==== SOURCE PASSAGE ====

FIG. 1 is a diagram to explain a Dolby Pro-Logic 3D-Phonic algorithm developed by the Victor Co., Ltd, in Japan. With reference to FIG. 1, reference numeral 2 indicates a processor including a Dolby Pro-Logic unit 10, and a 3D-phonic processor 12. Also, a left outputter 4 includes a left amp (LAMP) 14 and a left speaker (LSP) 16, and a right outputter 6 includes a right amp (RAMP) 18 and a right speaker (RSP) 20. Specially, FIG. 2 is a detailed circuit diagram showing the 3D-phonic processor 12 of FIG. 1.
Referring to FIGS. 1 and 2, an explanation of the operation of the algorithm will be given as follows. In FIG. 1, audio signals IL and IR of two channels to be received are changed into audio signals of four channels, that is, a left signal, a right signal, a center signal, and a surround signal (L,R,C,S) and the changed signals are applied to the 3D-phonic processor 12. In FIG. 2, regarding the operations of the 3D-phonic processor 12, the left audio signal L and the right audio signal R are respectively input to a left adder 30 and a right adder 32, the center audio signal C is commonly input to the above left and right adders 30 and 32, and the surround audio signal S is also input altogether to the above left and right adders 30 and 32 after being processed according to the 3D-phonic algorithm 34 of FIG. 2, so that the sound heard by people appears to be generated from the behind. Consequently, the left and right audio signals eL and eR including the center and surround directivity components in the left and right adders 30 and 32 are applied to the left and right lamp 14 and ramp 16, separately. Therefore, a listener can hear the audio of four channels through the left and right speakers LSP 16 and RSP 20.
However, the method of using the Dolby Pro-Logic 3D-phonic algorithm developed by the Victor Co., Ltd. in Japan has a problem in that the calculation amount is increased because the filtering for 3D-phonic and all data processing are performed only in a time domain. In addition, many signal processing devices should be equipped to quickly process the above calculation amount.

==== PROVIDED DATA ====

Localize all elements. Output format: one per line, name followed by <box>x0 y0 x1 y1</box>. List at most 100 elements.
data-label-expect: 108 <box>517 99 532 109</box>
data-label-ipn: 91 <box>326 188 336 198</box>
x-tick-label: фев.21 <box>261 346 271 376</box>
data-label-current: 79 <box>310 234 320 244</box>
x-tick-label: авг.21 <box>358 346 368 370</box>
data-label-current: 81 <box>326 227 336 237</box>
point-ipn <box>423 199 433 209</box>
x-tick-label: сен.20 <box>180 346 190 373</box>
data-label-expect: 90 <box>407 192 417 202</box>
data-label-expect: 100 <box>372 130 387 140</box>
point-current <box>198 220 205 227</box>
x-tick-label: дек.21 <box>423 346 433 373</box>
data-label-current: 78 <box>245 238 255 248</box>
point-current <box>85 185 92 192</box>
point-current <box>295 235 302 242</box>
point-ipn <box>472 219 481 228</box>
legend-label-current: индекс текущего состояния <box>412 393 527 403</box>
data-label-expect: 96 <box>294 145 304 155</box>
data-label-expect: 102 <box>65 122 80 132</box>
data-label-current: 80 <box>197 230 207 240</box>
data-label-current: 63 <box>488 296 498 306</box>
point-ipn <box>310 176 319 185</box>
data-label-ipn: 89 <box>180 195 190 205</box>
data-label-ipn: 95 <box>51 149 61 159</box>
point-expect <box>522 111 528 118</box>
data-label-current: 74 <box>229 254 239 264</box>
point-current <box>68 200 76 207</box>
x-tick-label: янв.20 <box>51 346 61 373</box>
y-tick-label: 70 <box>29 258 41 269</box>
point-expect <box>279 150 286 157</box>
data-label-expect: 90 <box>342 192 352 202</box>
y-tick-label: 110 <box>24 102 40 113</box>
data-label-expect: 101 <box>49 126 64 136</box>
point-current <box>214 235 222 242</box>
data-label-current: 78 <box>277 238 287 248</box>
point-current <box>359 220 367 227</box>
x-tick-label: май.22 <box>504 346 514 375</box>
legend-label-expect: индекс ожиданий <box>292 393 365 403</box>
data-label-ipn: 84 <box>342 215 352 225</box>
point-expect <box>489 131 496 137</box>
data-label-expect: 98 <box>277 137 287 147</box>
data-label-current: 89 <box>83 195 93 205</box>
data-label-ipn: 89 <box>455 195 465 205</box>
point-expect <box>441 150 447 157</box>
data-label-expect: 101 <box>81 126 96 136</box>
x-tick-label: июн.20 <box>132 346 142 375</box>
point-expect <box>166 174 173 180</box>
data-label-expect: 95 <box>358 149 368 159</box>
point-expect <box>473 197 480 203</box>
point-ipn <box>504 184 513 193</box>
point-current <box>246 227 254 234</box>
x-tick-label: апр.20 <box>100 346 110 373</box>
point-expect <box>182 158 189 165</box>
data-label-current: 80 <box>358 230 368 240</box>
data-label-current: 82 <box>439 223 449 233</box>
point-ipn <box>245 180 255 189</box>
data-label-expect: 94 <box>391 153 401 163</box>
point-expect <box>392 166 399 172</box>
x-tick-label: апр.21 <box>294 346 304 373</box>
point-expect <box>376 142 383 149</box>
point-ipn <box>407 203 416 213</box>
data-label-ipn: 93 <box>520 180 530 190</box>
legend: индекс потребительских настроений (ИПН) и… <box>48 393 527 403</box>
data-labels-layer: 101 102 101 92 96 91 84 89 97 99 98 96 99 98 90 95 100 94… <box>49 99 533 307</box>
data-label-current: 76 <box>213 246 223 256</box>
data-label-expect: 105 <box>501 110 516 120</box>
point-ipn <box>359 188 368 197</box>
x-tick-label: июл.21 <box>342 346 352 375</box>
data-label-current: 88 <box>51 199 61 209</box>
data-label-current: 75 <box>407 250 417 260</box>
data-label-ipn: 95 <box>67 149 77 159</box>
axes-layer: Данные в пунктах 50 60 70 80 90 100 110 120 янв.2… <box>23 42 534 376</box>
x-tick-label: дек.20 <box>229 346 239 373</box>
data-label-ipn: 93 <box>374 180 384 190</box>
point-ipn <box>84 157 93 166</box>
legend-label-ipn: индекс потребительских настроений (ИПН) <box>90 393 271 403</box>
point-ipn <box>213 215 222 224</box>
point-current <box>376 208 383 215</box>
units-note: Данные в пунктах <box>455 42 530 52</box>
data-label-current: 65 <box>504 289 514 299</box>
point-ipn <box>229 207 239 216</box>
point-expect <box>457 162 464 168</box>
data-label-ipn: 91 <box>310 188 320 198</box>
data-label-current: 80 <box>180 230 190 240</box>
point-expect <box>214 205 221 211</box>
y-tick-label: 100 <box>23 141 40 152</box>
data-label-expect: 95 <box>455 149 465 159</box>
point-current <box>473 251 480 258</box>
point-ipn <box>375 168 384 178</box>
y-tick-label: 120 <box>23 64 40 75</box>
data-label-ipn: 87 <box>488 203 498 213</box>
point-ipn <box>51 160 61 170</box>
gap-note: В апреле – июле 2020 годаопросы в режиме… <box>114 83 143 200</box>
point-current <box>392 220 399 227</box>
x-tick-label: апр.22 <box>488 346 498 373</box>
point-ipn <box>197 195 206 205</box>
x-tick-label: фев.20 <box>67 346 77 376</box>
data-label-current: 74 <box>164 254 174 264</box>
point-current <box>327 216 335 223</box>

====

REQUIRED ACTIONS –
1 - Using the passage on the Pro-Logic 3D-Phonic algorithm, decide whether each statement agrees with it: (a) the center signal C goes into both the left and the right adder; (b) the 3D-phonic processor 12 belongs to the right outputter; (c) the 3D-phonic filtering is performed in a frequency domain. Answer yes or no for each and quote the deciding words.
2 - Transcribe the part of the passage on the Pro-Logic 3D-Phonic algorithm that begins at the words "FIG. 1 is a" and stops after "12 of FIG. 1.".

TASK-BY-TASK RESULTS –
1 -
(a) Yes: "the center audio signal C is commonly input to the above left and right adders 30 and 32"
(b) No: "reference numeral 2 indicates a processor including a Dolby Pro-Logic unit 10, and a 3D-phonic processor 12"
(c) No: "the filtering for 3D-phonic and all data processing are performed only in a time domain"

2 -
FIG. 1 is a diagram to explain a Dolby Pro-Logic 3D-Phonic algorithm developed by the Victor Co., Ltd, in Japan. With reference to FIG. 1, reference numeral 2 indicates a processor including a Dolby Pro-Logic unit 10, and a 3D-phonic processor 12. Also, a left outputter 4 includes a left amp (LAMP) 14 and a left speaker (LSP) 16, and a right outputter 6 includes a right amp (RAMP) 18 and a right speaker (RSP) 20. Specially, FIG. 2 is a detailed circuit diagram showing the 3D-phonic processor 12 of FIG. 1.